_What you have to do_. The lines below that include "number" are to be found and copied.

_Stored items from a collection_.

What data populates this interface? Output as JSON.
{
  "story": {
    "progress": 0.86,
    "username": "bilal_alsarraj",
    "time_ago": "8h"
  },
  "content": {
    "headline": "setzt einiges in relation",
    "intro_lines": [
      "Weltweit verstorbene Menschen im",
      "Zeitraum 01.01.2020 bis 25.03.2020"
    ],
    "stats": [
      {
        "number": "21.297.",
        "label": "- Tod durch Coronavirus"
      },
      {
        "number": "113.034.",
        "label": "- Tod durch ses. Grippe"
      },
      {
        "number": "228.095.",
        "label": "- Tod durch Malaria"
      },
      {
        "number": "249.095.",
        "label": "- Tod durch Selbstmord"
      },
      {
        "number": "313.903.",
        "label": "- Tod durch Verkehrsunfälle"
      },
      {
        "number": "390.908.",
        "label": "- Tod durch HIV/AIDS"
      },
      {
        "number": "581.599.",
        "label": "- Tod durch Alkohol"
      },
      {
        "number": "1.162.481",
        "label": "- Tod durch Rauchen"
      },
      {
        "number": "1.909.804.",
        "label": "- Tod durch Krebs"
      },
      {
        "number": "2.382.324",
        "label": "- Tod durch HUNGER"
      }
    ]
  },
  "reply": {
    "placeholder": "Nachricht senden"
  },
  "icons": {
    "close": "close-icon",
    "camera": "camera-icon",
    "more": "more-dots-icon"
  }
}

_Completed exercise_.
        "number": "21.297.",
        "number": "113.034.",
        "number": "228.095.",
        "number": "249.095.",
        "number": "313.903.",
        "number": "390.908.",
        "number": "581.599.",
        "number": "1.162.481",
        "number": "1.909.804.",
        "number": "2.382.324",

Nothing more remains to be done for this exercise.